* Task item *
In the listing that follows, how many lines include the string "stage"? Reply with only the number.

* Data extract *
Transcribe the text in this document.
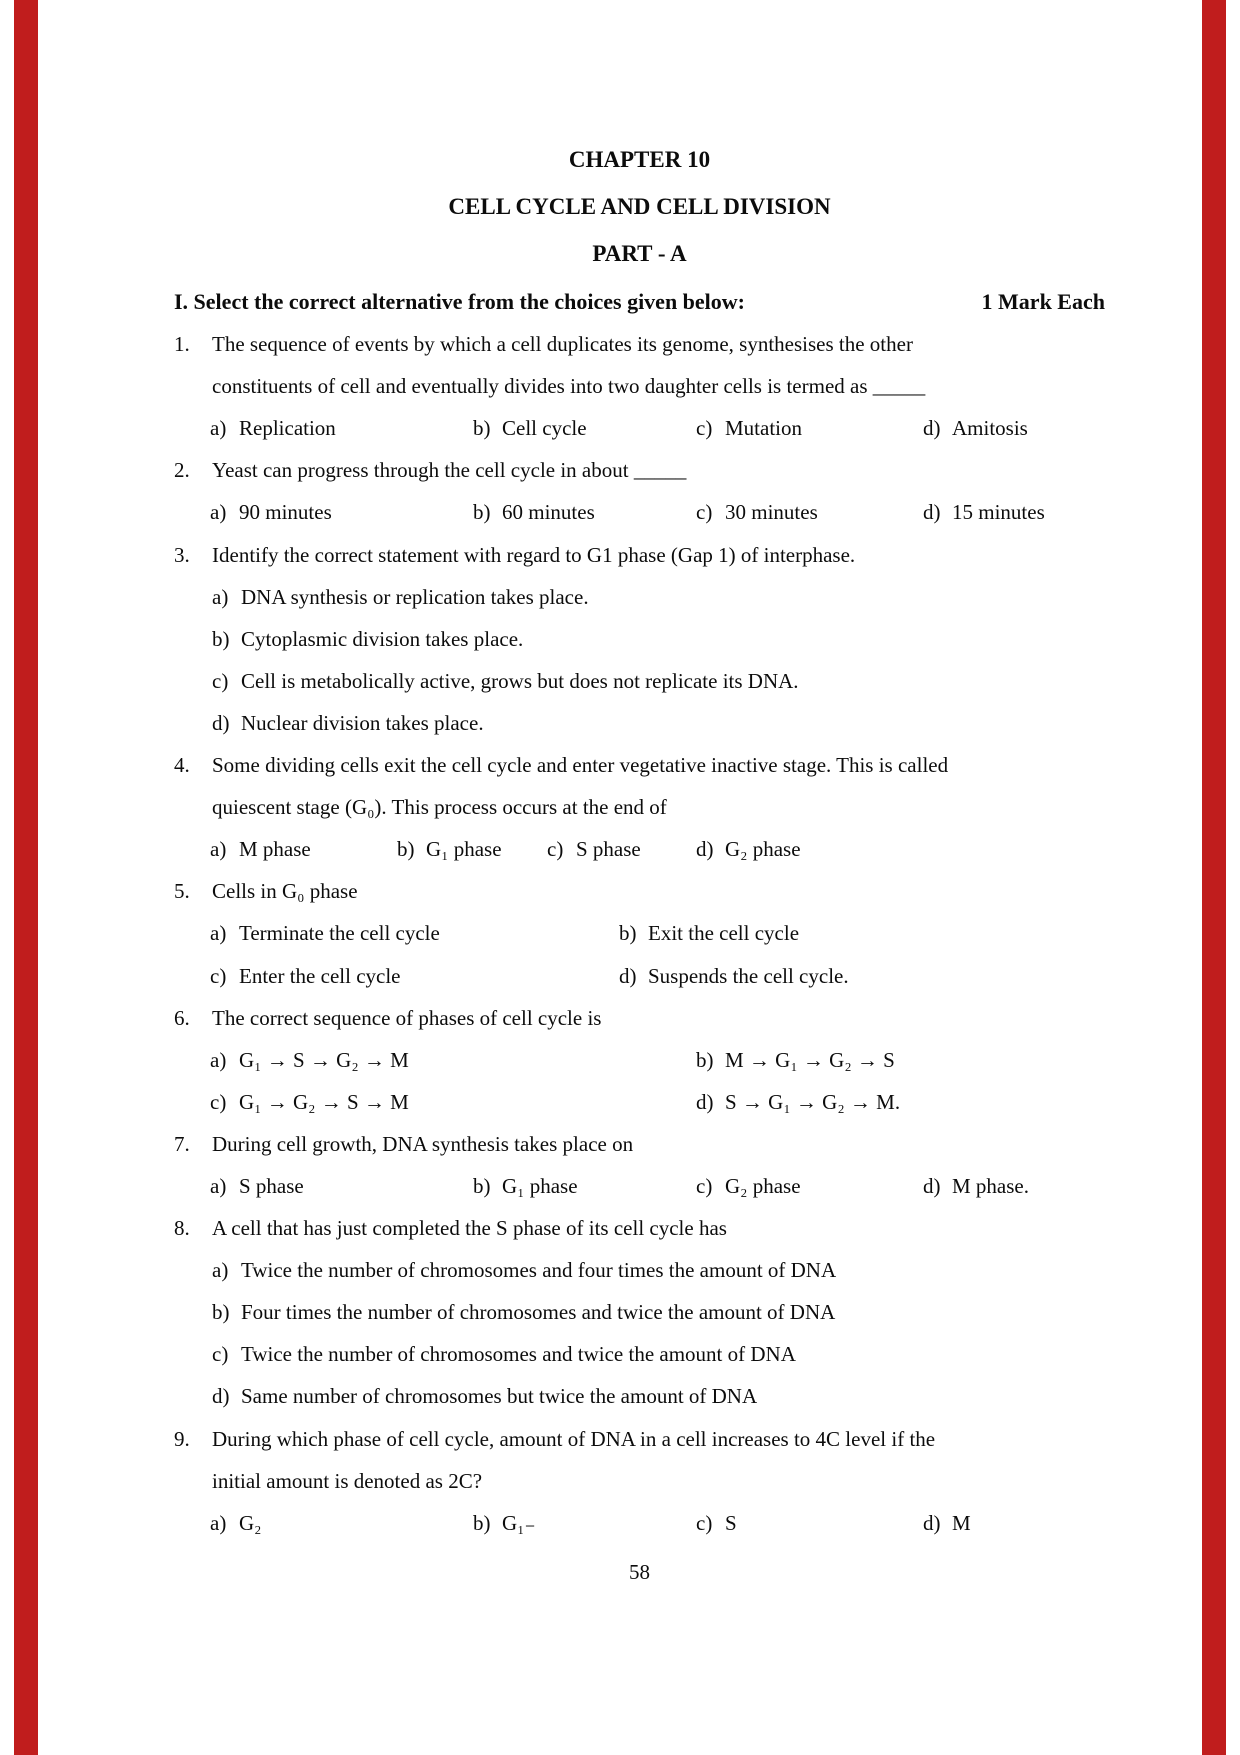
CHAPTER 10
CELL CYCLE AND CELL DIVISION
PART - A
I. Select the correct alternative from the choices given below:	1 Mark Each
1.	The sequence of events by which a cell duplicates its genome, synthesises the other
constituents of cell and eventually divides into two daughter cells is termed as _____
a) Replication	b) Cell cycle	c) Mutation	d) Amitosis
2.	Yeast can progress through the cell cycle in about _____
a) 90 minutes	b) 60 minutes	c) 30 minutes	d) 15 minutes
3.	Identify the correct statement with regard to G1 phase (Gap 1) of interphase.
a) DNA synthesis or replication takes place.
b) Cytoplasmic division takes place.
c) Cell is metabolically active, grows but does not replicate its DNA.
d) Nuclear division takes place.
4.	Some dividing cells exit the cell cycle and enter vegetative inactive stage. This is called
quiescent stage (G₀). This process occurs at the end of
a) M phase	b) G₁ phase	c) S phase	d) G₂ phase
5.	Cells in G₀ phase
a) Terminate the cell cycle	b) Exit the cell cycle
c) Enter the cell cycle	d) Suspends the cell cycle.
6.	The correct sequence of phases of cell cycle is
a) G₁ → S → G₂ → M	b) M → G₁ → G₂ → S
c) G₁ → G₂ → S → M	d) S → G₁ → G₂ → M.
7.	During cell growth, DNA synthesis takes place on
a) S phase	b) G₁ phase	c) G₂ phase	d) M phase.
8.	A cell that has just completed the S phase of its cell cycle has
a) Twice the number of chromosomes and four times the amount of DNA
b) Four times the number of chromosomes and twice the amount of DNA
c) Twice the number of chromosomes and twice the amount of DNA
d) Same number of chromosomes but twice the amount of DNA
9.	During which phase of cell cycle, amount of DNA in a cell increases to 4C level if the
initial amount is denoted as 2C?
a) G₂	b) G₁₋	c) S	d) M
58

* Response box *
2